**Goal**
Only the number is wanted: count the lines that contain "screenshot".

**Records to process**
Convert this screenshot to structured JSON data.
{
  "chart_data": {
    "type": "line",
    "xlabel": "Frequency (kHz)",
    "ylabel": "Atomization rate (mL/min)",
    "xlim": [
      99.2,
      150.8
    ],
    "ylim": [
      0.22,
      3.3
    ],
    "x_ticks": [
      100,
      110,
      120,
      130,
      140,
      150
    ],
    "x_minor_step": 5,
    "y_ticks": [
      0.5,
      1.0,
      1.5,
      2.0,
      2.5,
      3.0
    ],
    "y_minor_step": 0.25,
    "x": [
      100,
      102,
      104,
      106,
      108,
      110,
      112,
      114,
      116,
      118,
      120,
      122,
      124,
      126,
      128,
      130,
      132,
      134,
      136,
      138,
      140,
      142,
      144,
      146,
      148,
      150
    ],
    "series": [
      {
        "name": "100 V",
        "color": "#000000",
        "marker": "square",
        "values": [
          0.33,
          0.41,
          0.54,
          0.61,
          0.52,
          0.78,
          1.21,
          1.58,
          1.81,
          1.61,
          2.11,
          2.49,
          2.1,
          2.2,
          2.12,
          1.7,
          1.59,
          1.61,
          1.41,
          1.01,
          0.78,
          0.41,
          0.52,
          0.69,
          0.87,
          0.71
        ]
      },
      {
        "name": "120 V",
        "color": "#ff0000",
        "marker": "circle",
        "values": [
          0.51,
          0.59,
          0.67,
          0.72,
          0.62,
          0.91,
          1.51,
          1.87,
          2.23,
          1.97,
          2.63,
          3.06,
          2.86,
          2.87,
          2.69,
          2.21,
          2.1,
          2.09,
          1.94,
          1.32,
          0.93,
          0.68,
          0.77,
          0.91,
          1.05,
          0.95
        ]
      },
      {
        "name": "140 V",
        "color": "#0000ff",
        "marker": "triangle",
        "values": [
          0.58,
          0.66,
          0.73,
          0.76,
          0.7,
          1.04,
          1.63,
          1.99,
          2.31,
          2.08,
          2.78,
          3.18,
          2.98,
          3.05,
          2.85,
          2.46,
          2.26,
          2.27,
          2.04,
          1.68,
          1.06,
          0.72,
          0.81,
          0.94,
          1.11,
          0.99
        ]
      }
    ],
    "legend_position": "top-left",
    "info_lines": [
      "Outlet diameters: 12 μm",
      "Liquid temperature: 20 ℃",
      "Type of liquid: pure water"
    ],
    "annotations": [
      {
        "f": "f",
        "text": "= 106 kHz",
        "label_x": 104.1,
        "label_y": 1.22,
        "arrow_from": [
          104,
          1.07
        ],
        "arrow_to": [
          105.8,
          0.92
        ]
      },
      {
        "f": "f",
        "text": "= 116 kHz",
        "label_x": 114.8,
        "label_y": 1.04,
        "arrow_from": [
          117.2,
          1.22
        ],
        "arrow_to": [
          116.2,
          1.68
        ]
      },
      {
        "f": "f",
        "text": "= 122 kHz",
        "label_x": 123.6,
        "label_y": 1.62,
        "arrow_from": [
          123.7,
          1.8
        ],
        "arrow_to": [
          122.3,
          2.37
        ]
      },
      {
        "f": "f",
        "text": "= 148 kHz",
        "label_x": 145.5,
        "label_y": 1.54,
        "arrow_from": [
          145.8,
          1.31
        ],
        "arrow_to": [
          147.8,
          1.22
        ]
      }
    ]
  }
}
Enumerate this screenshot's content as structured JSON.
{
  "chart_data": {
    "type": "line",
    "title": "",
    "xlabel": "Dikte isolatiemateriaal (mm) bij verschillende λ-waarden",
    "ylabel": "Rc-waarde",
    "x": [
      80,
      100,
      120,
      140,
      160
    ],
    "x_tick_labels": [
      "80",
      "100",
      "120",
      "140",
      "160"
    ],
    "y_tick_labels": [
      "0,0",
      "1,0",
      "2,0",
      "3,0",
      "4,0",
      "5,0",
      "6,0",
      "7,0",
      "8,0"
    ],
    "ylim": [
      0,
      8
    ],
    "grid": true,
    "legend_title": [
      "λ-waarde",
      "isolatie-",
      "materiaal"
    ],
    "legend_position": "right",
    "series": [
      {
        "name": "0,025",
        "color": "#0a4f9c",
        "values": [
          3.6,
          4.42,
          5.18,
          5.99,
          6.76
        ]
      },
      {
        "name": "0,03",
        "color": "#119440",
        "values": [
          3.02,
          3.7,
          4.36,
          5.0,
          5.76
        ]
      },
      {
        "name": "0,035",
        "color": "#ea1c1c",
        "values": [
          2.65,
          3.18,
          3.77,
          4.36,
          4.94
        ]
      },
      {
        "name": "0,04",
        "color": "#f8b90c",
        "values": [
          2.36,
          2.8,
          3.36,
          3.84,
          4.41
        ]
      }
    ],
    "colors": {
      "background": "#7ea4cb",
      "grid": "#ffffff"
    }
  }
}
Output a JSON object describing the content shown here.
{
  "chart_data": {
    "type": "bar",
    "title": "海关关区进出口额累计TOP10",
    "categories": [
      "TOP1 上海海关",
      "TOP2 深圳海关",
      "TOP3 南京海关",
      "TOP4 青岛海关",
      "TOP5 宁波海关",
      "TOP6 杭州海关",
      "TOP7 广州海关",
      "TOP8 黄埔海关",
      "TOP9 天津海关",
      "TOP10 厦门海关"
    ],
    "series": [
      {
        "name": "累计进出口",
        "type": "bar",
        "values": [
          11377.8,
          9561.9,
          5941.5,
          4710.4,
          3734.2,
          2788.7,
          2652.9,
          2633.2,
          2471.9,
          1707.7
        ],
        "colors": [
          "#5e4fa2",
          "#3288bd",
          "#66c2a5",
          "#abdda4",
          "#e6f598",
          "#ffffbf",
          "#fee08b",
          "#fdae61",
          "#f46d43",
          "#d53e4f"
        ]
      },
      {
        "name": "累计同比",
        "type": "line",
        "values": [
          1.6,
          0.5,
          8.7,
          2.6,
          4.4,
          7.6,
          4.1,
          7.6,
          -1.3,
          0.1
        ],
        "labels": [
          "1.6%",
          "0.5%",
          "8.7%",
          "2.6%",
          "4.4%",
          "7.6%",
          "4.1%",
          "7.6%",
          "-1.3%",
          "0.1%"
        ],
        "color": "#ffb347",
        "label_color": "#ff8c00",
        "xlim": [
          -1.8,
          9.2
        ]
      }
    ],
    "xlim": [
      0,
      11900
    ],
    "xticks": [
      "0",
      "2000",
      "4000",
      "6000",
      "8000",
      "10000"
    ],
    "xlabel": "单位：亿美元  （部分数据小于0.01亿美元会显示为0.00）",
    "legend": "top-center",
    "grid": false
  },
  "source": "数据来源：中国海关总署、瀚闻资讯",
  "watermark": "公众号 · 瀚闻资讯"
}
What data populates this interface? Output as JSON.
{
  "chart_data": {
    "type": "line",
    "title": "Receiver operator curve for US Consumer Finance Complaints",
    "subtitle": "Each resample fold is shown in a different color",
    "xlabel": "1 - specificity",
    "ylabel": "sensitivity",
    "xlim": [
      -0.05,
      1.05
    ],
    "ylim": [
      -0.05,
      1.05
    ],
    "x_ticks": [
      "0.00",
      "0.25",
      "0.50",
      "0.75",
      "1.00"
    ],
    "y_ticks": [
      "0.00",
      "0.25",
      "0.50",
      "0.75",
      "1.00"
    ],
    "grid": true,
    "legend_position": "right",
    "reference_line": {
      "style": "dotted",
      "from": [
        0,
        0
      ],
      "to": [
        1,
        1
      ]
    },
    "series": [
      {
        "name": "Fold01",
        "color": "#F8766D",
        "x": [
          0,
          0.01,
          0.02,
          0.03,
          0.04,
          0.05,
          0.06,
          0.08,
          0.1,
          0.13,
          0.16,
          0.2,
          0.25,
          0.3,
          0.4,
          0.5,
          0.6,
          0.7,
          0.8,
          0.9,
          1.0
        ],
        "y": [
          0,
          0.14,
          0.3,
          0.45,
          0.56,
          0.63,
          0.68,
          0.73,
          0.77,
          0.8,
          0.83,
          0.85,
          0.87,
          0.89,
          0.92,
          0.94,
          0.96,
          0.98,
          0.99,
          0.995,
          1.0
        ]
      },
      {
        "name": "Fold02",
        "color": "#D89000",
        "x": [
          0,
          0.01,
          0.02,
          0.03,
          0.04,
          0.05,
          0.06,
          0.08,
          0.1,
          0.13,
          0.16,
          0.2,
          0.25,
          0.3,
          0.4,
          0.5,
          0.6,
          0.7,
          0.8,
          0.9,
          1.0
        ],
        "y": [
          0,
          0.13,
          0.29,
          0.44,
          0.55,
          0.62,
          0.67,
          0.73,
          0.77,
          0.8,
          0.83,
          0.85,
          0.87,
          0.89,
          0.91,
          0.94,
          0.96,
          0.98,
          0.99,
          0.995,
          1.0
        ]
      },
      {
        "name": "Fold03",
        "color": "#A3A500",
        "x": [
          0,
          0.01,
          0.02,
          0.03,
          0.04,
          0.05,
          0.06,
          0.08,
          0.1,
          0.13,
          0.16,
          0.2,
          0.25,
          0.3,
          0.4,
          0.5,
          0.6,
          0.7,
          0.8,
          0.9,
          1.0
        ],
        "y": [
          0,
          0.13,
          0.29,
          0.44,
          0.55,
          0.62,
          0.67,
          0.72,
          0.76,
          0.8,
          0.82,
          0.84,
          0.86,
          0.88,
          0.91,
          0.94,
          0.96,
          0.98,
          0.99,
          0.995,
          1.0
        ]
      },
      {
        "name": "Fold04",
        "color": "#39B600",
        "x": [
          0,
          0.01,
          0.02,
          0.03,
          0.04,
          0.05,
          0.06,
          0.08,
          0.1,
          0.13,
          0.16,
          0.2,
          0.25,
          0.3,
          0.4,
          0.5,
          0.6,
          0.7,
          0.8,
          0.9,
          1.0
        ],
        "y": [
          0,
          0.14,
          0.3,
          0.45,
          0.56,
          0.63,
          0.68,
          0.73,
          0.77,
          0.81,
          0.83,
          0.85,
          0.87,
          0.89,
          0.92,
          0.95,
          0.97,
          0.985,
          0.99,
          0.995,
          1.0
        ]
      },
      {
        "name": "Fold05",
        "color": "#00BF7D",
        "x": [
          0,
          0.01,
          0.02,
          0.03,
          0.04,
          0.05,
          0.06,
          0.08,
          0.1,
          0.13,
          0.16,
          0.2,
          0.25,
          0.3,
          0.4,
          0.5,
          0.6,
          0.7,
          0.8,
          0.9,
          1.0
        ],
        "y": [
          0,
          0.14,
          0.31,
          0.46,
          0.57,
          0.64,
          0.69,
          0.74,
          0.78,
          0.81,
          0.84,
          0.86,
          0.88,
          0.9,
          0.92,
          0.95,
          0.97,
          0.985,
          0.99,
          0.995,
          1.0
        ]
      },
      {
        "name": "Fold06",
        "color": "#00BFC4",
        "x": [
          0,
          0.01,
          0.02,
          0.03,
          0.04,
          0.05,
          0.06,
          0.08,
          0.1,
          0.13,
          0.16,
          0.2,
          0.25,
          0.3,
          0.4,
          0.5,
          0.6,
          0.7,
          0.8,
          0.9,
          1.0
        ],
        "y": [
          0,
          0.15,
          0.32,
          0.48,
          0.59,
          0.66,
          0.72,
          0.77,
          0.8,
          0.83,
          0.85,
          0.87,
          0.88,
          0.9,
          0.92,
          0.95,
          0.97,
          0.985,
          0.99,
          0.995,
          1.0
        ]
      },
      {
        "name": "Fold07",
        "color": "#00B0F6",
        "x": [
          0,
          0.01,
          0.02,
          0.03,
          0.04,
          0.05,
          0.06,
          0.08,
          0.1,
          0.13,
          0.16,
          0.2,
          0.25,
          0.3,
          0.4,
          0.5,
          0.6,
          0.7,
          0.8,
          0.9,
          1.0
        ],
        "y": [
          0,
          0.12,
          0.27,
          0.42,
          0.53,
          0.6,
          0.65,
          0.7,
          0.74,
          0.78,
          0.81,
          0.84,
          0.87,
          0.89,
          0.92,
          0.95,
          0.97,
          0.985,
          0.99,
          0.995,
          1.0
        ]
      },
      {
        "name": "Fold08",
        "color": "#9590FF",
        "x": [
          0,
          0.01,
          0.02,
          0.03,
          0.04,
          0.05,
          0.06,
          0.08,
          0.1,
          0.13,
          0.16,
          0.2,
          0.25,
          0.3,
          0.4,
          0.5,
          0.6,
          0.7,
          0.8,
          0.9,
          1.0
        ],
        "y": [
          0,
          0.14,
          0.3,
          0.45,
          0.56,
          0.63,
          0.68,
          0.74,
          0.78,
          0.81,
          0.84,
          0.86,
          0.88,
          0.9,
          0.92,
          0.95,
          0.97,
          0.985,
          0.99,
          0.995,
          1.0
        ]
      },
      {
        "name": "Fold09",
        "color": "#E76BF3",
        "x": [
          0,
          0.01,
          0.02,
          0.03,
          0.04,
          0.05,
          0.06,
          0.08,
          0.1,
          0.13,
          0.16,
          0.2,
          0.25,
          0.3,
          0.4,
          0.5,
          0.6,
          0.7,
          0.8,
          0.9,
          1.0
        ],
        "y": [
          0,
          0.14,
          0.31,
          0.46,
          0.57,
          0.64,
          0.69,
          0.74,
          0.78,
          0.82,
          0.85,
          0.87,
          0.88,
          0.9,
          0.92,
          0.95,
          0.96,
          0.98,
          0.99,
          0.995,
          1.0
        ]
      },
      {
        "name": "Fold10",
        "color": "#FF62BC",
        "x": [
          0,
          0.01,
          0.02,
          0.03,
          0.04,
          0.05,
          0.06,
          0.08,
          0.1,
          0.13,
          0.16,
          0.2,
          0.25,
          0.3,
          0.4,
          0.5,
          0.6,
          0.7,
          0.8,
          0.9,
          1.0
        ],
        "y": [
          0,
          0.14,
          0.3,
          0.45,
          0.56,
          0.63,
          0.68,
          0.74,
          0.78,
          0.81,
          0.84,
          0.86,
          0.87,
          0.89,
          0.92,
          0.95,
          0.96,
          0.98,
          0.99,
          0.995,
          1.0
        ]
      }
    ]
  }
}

**Result below**
2